■ **Aim**: Read through the entries below and return each line with the word "have".

■ **Items**:
* * * * * * *

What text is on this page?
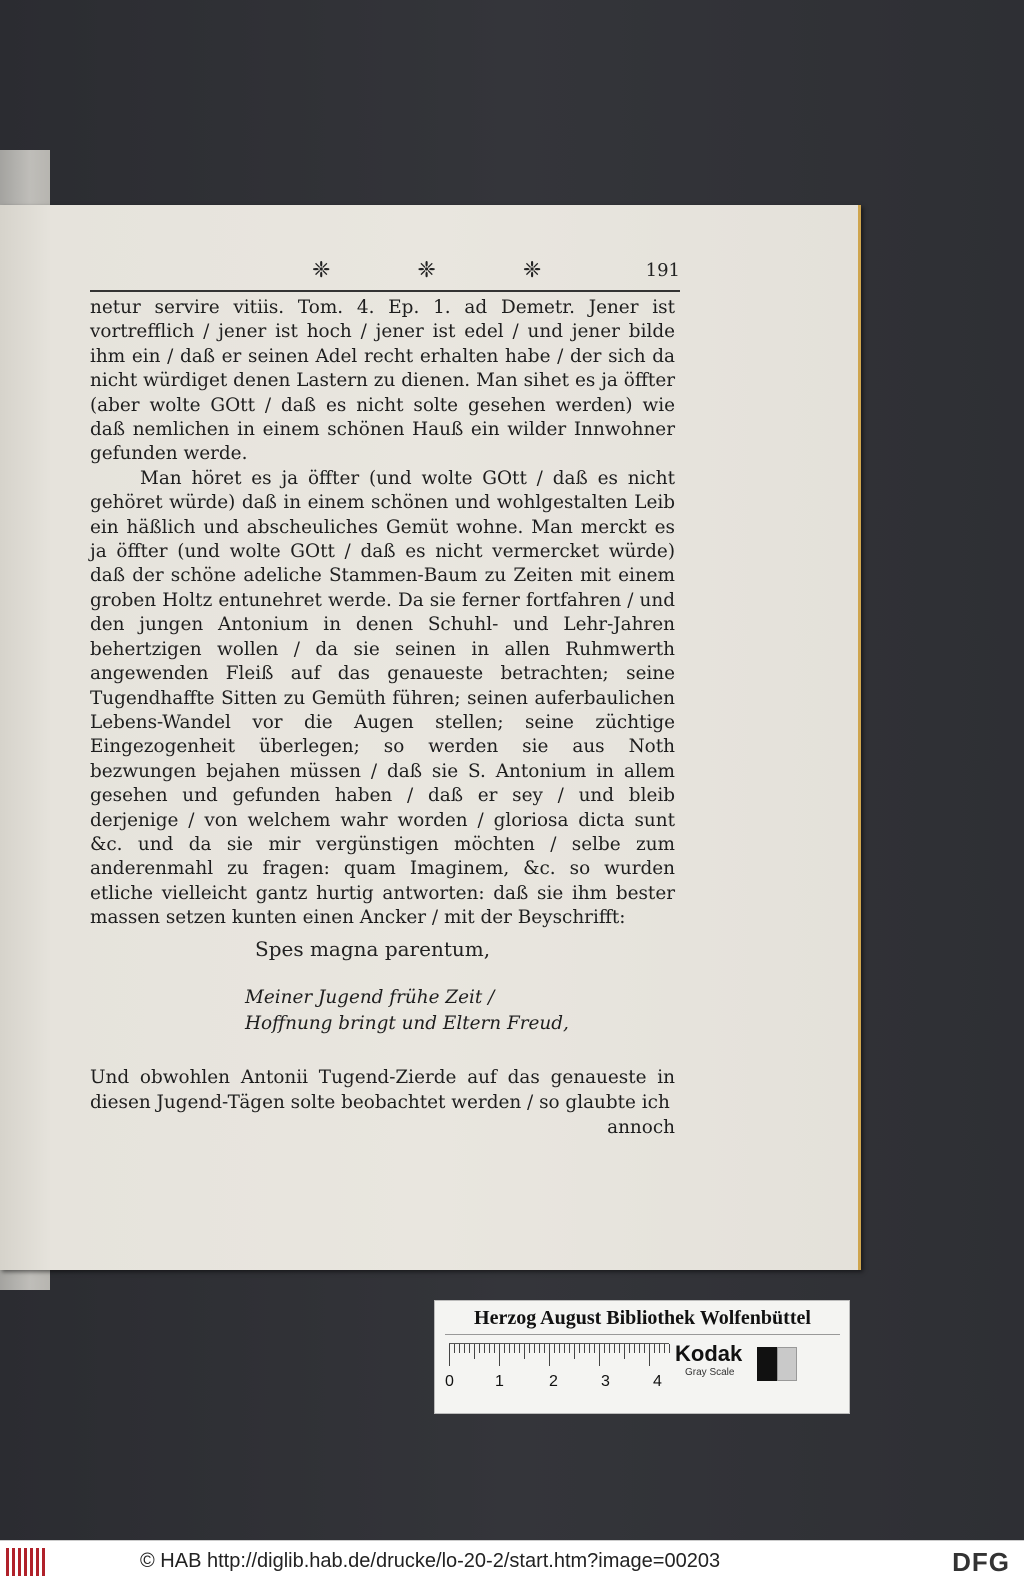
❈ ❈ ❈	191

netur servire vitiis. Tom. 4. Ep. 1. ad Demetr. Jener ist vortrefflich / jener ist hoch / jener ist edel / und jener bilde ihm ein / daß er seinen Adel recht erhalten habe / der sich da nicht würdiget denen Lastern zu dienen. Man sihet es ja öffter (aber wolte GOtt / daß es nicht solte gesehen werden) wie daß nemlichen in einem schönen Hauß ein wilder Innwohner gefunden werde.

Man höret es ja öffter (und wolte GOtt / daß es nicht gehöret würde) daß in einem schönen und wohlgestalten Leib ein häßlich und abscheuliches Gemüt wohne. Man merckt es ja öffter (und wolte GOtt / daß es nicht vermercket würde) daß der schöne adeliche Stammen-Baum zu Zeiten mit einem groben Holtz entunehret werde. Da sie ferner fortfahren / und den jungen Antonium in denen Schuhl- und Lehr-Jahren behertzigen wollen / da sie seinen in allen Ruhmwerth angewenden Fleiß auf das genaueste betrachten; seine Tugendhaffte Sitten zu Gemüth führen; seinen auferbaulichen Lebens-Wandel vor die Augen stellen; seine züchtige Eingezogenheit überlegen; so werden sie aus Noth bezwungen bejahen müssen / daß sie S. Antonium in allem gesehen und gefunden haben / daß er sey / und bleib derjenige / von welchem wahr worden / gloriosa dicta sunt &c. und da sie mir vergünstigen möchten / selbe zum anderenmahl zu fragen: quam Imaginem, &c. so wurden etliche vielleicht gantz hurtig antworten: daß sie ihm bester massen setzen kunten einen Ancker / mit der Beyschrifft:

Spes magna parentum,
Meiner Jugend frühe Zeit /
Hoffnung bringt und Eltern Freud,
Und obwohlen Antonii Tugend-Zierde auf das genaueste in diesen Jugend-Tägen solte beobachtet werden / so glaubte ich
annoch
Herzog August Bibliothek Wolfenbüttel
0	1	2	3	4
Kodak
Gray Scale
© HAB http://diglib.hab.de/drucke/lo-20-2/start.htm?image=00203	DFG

* * * * * * *

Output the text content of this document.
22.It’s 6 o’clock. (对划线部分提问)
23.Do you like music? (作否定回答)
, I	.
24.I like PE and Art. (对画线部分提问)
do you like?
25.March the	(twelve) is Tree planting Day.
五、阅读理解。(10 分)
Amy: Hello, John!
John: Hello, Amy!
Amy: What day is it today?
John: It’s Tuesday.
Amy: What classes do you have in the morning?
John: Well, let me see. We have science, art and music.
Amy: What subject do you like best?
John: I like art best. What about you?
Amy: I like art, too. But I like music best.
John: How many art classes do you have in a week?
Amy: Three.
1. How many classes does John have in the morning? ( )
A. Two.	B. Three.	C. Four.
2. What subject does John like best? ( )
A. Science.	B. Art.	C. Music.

* * * * * * *

■ **Response to this exercise**:
Amy: What classes do you have in the morning?
John: Well, let me see. We have science, art and music.
John: How many art classes do you have in a week?
1. How many classes does John have in the morning? ( )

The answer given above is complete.